- Written instruction -
Look through the listing for the word "JSON". Copy each line that has it.
───── Listed entries ─────
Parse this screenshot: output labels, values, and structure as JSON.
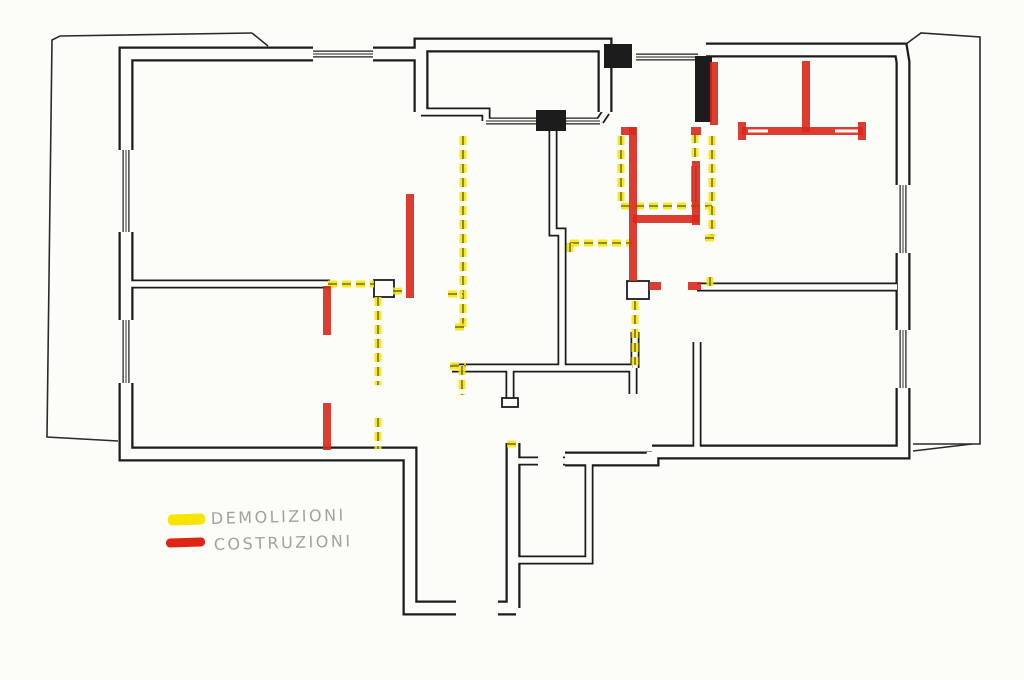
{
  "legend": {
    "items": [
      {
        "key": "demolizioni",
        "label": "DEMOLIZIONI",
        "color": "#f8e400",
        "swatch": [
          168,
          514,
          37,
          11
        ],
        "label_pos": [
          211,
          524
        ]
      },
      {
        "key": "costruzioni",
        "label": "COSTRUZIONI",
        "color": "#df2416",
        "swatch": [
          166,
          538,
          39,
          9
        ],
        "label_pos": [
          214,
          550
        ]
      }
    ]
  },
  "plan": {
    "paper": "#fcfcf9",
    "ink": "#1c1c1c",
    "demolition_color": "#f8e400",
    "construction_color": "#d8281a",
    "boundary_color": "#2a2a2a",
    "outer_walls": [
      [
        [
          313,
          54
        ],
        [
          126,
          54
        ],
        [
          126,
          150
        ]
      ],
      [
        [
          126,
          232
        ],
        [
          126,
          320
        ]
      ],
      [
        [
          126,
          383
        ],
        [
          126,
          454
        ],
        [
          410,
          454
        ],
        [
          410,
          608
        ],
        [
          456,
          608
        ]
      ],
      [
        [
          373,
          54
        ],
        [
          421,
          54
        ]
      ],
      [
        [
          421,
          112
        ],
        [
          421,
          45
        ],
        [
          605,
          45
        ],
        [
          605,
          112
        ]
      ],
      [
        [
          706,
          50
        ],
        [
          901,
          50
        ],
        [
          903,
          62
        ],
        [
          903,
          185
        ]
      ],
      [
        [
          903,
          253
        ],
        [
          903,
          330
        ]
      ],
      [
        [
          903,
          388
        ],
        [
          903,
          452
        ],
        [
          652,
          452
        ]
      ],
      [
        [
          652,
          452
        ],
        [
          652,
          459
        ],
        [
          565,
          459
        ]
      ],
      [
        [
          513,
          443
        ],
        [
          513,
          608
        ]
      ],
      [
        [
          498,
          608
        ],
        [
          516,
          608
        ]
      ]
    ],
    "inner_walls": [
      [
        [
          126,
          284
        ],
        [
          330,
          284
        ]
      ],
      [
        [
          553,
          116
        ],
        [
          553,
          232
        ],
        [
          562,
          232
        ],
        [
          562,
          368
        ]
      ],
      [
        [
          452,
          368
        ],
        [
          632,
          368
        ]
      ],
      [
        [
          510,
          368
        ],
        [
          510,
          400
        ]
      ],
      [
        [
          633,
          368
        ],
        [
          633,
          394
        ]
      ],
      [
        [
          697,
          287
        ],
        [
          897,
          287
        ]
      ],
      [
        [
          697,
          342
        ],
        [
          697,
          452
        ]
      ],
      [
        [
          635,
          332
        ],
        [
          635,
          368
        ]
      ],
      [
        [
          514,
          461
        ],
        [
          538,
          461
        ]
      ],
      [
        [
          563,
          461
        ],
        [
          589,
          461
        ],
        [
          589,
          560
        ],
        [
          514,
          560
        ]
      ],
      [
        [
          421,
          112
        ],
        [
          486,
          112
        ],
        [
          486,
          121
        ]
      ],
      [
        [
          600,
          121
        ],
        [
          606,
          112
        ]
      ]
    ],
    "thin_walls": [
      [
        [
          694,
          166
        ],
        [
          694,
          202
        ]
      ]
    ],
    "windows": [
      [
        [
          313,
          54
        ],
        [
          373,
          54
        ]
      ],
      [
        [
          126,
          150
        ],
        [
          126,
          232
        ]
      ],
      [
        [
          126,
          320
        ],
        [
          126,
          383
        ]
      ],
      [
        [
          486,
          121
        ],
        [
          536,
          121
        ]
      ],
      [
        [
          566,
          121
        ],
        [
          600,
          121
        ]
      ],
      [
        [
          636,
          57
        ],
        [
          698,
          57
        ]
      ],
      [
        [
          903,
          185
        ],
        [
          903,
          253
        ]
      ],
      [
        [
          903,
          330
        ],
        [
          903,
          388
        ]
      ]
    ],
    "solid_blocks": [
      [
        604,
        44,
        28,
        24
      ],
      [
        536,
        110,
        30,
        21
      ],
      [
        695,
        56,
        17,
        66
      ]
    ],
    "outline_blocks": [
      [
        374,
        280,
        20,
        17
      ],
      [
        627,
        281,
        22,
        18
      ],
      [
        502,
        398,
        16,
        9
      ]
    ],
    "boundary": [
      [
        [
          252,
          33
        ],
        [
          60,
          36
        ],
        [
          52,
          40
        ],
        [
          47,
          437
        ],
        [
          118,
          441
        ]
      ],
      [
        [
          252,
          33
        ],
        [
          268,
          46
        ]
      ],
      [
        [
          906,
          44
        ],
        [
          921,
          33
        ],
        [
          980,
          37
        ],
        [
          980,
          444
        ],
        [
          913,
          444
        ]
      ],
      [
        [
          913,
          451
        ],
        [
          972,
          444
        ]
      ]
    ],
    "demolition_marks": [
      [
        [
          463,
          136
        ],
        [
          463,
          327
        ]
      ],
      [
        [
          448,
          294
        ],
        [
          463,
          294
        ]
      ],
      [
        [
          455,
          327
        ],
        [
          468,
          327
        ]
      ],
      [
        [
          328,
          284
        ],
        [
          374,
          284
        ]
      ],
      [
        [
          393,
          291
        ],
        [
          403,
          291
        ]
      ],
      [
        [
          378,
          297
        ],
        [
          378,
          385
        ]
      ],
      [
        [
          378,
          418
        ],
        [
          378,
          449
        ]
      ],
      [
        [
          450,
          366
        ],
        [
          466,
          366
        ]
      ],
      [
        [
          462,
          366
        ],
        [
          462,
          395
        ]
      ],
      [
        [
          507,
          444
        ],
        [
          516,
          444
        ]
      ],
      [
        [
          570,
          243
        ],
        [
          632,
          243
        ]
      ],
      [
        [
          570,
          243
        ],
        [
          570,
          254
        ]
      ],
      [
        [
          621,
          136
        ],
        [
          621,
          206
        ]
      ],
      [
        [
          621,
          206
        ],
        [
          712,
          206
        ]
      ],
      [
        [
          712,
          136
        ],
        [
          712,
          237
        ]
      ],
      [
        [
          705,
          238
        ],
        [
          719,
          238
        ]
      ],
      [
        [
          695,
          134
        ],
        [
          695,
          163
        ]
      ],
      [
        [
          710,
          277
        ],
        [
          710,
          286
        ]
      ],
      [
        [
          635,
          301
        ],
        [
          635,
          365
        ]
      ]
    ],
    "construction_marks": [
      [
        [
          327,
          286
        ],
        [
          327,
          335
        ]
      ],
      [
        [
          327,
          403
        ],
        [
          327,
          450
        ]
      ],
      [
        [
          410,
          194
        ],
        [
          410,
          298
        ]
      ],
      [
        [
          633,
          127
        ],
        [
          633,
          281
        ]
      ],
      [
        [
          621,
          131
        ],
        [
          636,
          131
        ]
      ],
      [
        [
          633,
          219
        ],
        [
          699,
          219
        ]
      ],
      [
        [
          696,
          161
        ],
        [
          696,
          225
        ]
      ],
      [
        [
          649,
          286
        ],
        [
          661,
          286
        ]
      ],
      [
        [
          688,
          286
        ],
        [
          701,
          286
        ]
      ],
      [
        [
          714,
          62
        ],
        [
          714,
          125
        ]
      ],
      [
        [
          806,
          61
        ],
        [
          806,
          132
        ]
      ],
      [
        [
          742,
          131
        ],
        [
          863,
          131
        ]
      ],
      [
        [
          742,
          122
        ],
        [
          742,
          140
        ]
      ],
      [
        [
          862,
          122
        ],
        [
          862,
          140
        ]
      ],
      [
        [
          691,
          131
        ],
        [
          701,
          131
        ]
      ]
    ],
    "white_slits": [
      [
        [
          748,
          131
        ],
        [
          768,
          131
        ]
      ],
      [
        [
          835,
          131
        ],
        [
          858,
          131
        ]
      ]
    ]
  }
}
─────
───── Listed entries ─────
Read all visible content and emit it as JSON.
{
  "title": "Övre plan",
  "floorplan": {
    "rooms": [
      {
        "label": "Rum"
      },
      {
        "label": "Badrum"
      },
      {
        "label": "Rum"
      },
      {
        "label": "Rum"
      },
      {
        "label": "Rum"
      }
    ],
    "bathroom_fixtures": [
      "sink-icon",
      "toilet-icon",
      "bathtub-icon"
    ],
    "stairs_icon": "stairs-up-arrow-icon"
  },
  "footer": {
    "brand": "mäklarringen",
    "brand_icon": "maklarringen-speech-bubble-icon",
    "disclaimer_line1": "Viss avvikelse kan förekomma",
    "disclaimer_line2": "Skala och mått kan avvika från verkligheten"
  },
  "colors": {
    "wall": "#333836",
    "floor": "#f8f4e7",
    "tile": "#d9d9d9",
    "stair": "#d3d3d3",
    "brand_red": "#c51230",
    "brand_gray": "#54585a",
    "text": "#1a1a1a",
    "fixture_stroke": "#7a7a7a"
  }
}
─────
- Reply -
Parse this screenshot: output labels, values, and structure as JSON.
Read all visible content and emit it as JSON.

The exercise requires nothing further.